Transcribe the whole listing below without changing a word, but leave out every image.
** start Dataset entries **
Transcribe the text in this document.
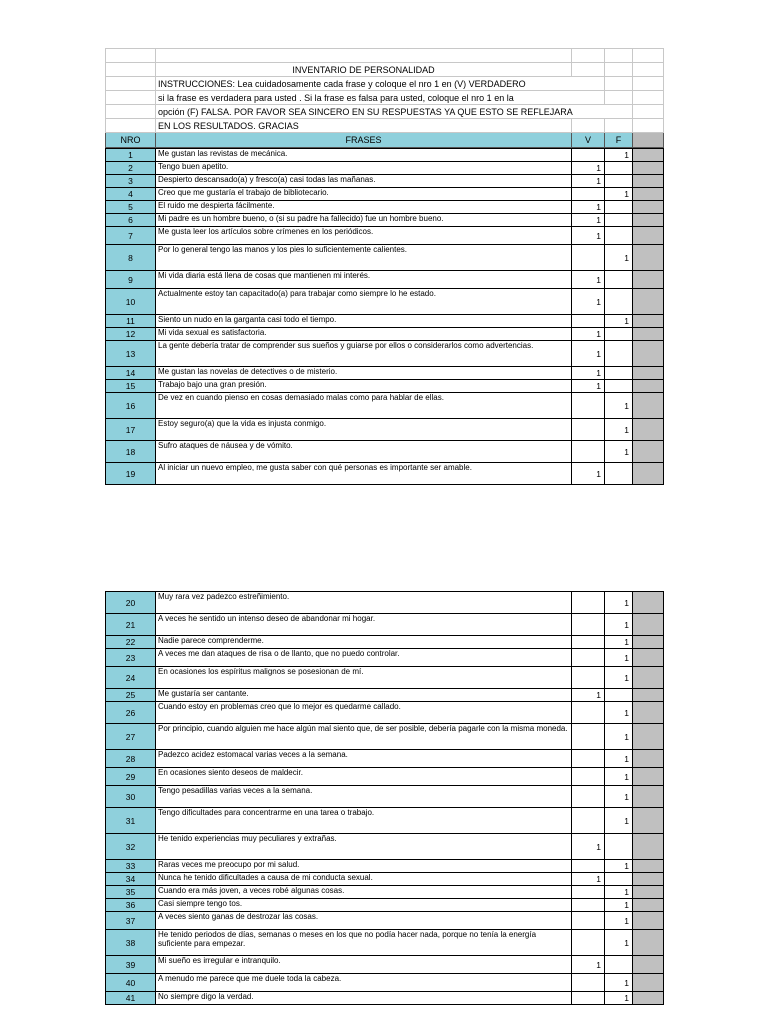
	INVENTARIO DE PERSONALIDAD			
	INSTRUCCIONES: Lea cuidadosamente cada frase y coloque el nro 1 en (V) VERDADERO			
	si la frase es verdadera para usted . Si la frase es falsa para usted, coloque el nro 1 en la			
	opción (F) FALSA. POR FAVOR SEA SINCERO EN SU RESPUESTAS YA QUE ESTO SE REFLEJARA			
	EN LOS RESULTADOS. GRACIAS			
NRO	FRASES	V	F	
1	Me gustan las revistas de mecánica.		1	
2	Tengo buen apetito.	1		
3	Despierto descansado(a) y fresco(a) casi todas las mañanas.	1		
4	Creo que me gustaría el trabajo de bibliotecario.		1	
5	El ruido me despierta fácilmente.	1		
6	Mi padre es un hombre bueno, o (si su padre ha fallecido) fue un hombre bueno.	1		
7	Me gusta leer los artículos sobre crímenes en los periódicos.	1		
8	Por lo general tengo las manos y los pies lo suficientemente calientes.		1	
9	Mi vida diaria está llena de cosas que mantienen mi interés.	1		
10	Actualmente estoy tan capacitado(a) para trabajar como siempre lo he estado.	1		
11	Siento un nudo en la garganta casi todo el tiempo.		1	
12	Mi vida sexual es satisfactoria.	1		
13	La gente debería tratar de comprender sus sueños y guiarse por ellos o considerarlos como advertencias.	1		
14	Me gustan las novelas de detectives o de misterio.	1		
15	Trabajo bajo una gran presión.	1		
16	De vez en cuando pienso en cosas demasiado malas como para hablar de ellas.		1	
17	Estoy seguro(a) que la vida es injusta conmigo.		1	
18	Sufro ataques de náusea y de vómito.		1	
19	Al iniciar un nuevo empleo, me gusta saber con qué personas es importante ser amable.	1		
20	Muy rara vez padezco estreñimiento.		1	
21	A veces he sentido un intenso deseo de abandonar mi hogar.		1	
22	Nadie parece comprenderme.		1	
23	A veces me dan ataques de risa o de llanto, que no puedo controlar.		1	
24	En ocasiones los espíritus malignos se posesionan de mí.		1	
25	Me gustaría ser cantante.	1		
26	Cuando estoy en problemas creo que lo mejor es quedarme callado.		1	
27	Por principio, cuando alguien me hace algún mal siento que, de ser posible, debería pagarle con la misma moneda.		1	
28	Padezco acidez estomacal varias veces a la semana.		1	
29	En ocasiones siento deseos de maldecir.		1	
30	Tengo pesadillas varias veces a la semana.		1	
31	Tengo dificultades para concentrarme en una tarea o trabajo.		1	
32	He tenido experiencias muy peculiares y extrañas.	1		
33	Raras veces me preocupo por mi salud.		1	
34	Nunca he tenido dificultades a causa de mi conducta sexual.	1		
35	Cuando era más joven, a veces robé algunas cosas.		1	
36	Casi siempre tengo tos.		1	
37	A veces siento ganas de destrozar las cosas.		1	
38	He tenido periodos de días, semanas o meses en los que no podía hacer nada, porque no tenía la energía suficiente para empezar.		1	
39	Mi sueño es irregular e intranquilo.	1		
40	A menudo me parece que me duele toda la cabeza.		1	
41	No siempre digo la verdad.		1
** end Dataset entries **
Task response =
Transcribe the text in this document.
	INVENTARIO DE PERSONALIDAD			
	INSTRUCCIONES: Lea cuidadosamente cada frase y coloque el nro 1 en (V) VERDADERO			
	si la frase es verdadera para usted . Si la frase es falsa para usted, coloque el nro 1 en la			
	opción (F) FALSA. POR FAVOR SEA SINCERO EN SU RESPUESTAS YA QUE ESTO SE REFLEJARA			
	EN LOS RESULTADOS. GRACIAS			
NRO	FRASES	V	F	
1	Me gustan las revistas de mecánica.		1	
2	Tengo buen apetito.	1		
3	Despierto descansado(a) y fresco(a) casi todas las mañanas.	1		
4	Creo que me gustaría el trabajo de bibliotecario.		1	
5	El ruido me despierta fácilmente.	1		
6	Mi padre es un hombre bueno, o (si su padre ha fallecido) fue un hombre bueno.	1		
7	Me gusta leer los artículos sobre crímenes en los periódicos.	1		
8	Por lo general tengo las manos y los pies lo suficientemente calientes.		1	
9	Mi vida diaria está llena de cosas que mantienen mi interés.	1		
10	Actualmente estoy tan capacitado(a) para trabajar como siempre lo he estado.	1		
11	Siento un nudo en la garganta casi todo el tiempo.		1	
12	Mi vida sexual es satisfactoria.	1		
13	La gente debería tratar de comprender sus sueños y guiarse por ellos o considerarlos como advertencias.	1		
14	Me gustan las novelas de detectives o de misterio.	1		
15	Trabajo bajo una gran presión.	1		
16	De vez en cuando pienso en cosas demasiado malas como para hablar de ellas.		1	
17	Estoy seguro(a) que la vida es injusta conmigo.		1	
18	Sufro ataques de náusea y de vómito.		1	
19	Al iniciar un nuevo empleo, me gusta saber con qué personas es importante ser amable.	1		
20	Muy rara vez padezco estreñimiento.		1	
21	A veces he sentido un intenso deseo de abandonar mi hogar.		1	
22	Nadie parece comprenderme.		1	
23	A veces me dan ataques de risa o de llanto, que no puedo controlar.		1	
24	En ocasiones los espíritus malignos se posesionan de mí.		1	
25	Me gustaría ser cantante.	1		
26	Cuando estoy en problemas creo que lo mejor es quedarme callado.		1	
27	Por principio, cuando alguien me hace algún mal siento que, de ser posible, debería pagarle con la misma moneda.		1	
28	Padezco acidez estomacal varias veces a la semana.		1	
29	En ocasiones siento deseos de maldecir.		1	
30	Tengo pesadillas varias veces a la semana.		1	
31	Tengo dificultades para concentrarme en una tarea o trabajo.		1	
32	He tenido experiencias muy peculiares y extrañas.	1		
33	Raras veces me preocupo por mi salud.		1	
34	Nunca he tenido dificultades a causa de mi conducta sexual.	1		
35	Cuando era más joven, a veces robé algunas cosas.		1	
36	Casi siempre tengo tos.		1	
37	A veces siento ganas de destrozar las cosas.		1	
38	He tenido periodos de días, semanas o meses en los que no podía hacer nada, porque no tenía la energía suficiente para empezar.		1	
39	Mi sueño es irregular e intranquilo.	1		
40	A menudo me parece que me duele toda la cabeza.		1	
41	No siempre digo la verdad.		1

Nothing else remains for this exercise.